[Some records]

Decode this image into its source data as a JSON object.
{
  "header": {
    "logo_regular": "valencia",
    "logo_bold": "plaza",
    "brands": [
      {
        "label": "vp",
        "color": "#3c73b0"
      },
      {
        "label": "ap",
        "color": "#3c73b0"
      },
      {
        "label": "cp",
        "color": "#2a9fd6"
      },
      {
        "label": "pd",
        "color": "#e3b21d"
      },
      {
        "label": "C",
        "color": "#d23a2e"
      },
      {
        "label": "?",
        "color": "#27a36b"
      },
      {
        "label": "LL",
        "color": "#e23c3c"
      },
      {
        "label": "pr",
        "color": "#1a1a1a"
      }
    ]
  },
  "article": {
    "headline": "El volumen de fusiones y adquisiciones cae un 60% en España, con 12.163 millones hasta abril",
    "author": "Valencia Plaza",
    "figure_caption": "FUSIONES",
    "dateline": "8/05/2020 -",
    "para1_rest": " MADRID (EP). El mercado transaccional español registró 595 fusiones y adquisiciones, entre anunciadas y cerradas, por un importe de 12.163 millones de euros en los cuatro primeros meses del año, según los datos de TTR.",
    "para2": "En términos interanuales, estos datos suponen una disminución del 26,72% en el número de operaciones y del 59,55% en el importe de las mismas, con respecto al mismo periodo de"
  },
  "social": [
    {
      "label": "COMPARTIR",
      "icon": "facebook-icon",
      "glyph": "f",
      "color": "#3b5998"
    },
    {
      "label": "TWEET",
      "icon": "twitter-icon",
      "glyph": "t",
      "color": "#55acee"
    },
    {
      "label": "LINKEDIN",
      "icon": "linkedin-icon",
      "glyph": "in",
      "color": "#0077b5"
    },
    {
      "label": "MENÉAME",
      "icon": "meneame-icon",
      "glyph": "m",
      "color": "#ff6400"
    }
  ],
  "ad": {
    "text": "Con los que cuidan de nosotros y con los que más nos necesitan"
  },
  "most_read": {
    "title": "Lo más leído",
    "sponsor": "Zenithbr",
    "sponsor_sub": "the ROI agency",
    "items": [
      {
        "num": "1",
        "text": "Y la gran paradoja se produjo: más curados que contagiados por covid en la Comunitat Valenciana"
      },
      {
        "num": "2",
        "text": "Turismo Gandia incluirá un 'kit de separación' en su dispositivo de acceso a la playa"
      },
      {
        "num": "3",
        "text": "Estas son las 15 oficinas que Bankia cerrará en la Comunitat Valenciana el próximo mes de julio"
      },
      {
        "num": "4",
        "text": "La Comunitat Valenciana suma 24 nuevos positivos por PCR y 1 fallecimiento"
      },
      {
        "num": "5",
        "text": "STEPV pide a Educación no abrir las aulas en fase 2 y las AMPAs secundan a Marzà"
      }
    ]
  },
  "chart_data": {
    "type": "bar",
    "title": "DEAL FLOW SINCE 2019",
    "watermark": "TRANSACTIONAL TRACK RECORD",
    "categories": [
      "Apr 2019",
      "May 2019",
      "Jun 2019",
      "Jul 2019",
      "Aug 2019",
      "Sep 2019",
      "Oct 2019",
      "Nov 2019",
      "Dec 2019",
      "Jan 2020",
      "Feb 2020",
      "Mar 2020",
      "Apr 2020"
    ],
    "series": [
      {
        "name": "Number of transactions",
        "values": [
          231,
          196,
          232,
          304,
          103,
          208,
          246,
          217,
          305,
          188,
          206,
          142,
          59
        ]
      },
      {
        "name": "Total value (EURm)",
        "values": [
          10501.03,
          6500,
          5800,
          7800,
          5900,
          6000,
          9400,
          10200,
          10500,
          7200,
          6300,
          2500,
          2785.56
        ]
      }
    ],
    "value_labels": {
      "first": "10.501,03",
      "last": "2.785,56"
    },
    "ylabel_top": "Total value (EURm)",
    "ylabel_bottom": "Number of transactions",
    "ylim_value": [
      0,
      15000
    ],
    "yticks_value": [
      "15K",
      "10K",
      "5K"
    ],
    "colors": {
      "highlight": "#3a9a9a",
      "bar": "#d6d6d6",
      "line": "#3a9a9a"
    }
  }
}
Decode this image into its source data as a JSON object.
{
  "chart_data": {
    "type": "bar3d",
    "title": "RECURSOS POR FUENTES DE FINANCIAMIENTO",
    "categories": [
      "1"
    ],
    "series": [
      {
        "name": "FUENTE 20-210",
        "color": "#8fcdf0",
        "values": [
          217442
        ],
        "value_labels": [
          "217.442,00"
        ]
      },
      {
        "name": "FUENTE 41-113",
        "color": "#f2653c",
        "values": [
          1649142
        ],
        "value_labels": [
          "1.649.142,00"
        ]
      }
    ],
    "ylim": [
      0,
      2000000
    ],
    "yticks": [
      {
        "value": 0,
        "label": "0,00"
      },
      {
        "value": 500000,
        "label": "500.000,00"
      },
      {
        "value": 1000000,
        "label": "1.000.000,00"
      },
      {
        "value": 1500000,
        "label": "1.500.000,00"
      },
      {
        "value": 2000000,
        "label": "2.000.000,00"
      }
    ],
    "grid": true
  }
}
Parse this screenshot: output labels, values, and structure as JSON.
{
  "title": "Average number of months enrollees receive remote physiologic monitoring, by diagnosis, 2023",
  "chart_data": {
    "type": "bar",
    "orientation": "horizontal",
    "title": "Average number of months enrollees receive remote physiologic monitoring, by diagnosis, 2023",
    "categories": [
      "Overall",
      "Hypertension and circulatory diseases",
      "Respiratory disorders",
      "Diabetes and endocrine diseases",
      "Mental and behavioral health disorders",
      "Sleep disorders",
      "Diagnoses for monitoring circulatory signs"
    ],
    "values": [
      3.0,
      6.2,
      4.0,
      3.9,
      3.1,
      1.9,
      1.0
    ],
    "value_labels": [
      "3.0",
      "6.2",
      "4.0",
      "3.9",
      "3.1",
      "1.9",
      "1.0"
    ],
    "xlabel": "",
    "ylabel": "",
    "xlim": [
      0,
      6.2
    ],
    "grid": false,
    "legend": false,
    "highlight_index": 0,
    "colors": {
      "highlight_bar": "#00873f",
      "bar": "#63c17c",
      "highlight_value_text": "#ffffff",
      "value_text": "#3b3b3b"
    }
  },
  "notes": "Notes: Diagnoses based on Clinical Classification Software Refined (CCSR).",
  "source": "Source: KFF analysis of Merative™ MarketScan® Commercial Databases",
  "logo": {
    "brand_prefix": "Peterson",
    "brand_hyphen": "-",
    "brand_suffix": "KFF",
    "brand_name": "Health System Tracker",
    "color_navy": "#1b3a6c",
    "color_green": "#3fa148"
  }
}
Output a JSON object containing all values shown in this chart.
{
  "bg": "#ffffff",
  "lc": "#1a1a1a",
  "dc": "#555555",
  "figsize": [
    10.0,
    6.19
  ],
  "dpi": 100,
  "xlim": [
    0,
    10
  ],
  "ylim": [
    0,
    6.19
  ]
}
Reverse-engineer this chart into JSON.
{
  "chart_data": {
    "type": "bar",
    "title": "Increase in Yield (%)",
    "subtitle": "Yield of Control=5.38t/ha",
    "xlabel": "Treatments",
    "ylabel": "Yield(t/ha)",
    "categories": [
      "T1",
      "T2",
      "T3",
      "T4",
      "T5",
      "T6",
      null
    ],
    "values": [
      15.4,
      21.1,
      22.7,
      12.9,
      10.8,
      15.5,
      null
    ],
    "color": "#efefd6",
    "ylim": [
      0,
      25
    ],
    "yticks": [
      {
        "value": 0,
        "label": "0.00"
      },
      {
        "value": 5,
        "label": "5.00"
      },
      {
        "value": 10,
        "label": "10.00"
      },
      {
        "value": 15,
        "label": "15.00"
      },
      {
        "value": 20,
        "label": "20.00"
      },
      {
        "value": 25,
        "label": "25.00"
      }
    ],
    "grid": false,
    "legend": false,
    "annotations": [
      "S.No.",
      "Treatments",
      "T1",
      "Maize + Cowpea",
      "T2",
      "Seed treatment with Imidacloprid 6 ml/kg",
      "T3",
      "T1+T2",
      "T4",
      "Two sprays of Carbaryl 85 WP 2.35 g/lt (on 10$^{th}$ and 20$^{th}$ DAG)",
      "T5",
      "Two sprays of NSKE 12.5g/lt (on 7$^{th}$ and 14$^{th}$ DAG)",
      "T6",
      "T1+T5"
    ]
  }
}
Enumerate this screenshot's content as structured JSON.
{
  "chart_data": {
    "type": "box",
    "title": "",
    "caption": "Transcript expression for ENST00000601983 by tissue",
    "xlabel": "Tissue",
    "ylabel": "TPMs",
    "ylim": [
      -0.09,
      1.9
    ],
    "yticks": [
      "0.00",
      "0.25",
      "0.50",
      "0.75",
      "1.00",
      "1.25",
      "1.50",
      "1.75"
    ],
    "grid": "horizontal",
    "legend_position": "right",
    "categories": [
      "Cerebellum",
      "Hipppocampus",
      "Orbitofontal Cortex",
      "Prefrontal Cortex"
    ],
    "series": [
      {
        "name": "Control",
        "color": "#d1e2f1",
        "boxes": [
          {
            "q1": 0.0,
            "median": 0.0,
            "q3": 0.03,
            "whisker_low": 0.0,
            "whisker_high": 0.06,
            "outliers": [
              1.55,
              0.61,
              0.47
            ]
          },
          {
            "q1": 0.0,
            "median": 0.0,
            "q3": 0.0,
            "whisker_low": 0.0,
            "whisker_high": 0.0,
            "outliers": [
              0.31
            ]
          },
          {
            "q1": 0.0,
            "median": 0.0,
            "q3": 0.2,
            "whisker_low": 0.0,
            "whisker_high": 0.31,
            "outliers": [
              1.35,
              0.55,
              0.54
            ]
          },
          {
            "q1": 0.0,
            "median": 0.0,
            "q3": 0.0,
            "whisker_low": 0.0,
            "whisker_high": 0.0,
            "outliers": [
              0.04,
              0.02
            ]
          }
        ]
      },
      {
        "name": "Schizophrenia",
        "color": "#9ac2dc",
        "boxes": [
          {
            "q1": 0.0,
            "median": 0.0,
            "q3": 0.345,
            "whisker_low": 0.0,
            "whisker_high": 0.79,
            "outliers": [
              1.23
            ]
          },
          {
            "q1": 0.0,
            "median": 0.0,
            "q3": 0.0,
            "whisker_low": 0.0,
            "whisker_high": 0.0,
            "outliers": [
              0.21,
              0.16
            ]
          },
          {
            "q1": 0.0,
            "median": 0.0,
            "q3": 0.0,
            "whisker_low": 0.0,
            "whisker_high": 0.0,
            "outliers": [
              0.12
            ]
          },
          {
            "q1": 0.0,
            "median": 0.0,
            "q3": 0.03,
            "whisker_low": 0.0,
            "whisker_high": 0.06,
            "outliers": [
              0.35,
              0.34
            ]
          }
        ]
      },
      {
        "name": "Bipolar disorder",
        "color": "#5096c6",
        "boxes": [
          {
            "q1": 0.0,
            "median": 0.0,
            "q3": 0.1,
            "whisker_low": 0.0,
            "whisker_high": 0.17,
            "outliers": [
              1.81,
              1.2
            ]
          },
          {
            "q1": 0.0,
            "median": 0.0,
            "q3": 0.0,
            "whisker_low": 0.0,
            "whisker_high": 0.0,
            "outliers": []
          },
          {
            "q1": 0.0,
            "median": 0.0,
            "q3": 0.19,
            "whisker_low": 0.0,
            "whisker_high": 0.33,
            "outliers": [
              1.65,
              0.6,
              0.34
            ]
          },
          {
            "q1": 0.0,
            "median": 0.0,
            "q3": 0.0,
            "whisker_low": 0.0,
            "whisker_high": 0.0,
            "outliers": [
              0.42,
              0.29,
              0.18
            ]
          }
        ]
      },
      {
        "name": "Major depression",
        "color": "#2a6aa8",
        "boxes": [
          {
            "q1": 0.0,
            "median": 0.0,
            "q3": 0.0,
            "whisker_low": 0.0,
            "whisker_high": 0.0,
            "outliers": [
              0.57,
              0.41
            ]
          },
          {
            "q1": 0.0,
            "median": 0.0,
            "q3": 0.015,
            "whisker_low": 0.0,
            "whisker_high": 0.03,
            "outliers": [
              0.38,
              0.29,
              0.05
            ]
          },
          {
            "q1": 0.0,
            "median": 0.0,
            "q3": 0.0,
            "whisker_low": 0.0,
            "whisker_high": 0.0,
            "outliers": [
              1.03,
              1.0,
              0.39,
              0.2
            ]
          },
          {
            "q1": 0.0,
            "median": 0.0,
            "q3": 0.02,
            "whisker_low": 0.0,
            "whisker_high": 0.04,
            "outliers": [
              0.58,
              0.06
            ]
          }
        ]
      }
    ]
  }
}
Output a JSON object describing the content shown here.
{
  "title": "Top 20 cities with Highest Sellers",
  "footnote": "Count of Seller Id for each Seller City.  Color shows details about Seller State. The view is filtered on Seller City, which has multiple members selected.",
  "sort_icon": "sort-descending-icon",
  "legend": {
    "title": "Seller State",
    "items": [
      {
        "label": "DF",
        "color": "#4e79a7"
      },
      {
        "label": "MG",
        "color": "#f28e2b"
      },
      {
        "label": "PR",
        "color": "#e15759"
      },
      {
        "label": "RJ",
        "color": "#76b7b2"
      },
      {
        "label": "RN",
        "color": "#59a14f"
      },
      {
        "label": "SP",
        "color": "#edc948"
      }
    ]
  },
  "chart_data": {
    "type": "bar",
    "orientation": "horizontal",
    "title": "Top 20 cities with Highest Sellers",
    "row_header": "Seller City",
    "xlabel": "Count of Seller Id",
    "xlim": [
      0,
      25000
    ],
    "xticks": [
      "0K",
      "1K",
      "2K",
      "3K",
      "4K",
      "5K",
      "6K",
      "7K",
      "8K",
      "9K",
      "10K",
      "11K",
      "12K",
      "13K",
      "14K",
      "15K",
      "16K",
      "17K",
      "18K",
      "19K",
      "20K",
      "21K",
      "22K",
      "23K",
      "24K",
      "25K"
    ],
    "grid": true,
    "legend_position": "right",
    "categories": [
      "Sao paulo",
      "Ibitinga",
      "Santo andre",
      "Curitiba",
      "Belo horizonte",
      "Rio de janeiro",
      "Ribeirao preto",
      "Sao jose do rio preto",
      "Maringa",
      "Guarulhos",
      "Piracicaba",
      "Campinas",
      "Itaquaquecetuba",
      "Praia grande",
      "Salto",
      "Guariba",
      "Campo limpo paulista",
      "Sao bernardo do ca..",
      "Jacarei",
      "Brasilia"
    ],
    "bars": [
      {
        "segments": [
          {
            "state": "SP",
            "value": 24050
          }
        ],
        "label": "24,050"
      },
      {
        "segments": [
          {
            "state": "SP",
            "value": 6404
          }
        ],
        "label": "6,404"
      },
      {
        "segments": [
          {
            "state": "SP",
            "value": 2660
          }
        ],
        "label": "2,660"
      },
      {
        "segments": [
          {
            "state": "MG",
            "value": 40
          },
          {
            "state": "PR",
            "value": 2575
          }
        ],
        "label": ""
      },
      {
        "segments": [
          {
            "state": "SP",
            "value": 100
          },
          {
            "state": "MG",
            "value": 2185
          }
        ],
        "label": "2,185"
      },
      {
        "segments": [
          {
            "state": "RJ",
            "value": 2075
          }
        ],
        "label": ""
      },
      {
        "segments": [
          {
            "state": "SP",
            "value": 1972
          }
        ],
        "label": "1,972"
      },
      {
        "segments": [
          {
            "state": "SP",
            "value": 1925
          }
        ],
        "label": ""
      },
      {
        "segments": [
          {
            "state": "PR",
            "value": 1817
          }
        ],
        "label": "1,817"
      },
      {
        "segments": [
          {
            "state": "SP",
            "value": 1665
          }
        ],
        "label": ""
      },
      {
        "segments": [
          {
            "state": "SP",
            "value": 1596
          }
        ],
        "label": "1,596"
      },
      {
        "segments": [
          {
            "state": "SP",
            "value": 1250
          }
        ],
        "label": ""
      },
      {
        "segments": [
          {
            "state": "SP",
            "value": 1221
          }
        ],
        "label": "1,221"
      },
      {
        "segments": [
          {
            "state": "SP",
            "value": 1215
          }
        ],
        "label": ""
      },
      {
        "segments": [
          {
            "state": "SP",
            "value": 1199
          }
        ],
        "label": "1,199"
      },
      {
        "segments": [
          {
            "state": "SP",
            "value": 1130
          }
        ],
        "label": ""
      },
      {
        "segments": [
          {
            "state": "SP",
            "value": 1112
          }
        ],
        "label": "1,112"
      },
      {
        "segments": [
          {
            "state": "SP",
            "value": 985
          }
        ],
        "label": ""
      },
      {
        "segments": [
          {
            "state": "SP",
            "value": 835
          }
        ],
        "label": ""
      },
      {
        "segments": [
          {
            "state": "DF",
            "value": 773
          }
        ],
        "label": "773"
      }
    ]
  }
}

* _Task prompt_
Look through the listing above and count the lines where the string "importe" appears. Report the number only.

* _Solution to this exercise_
2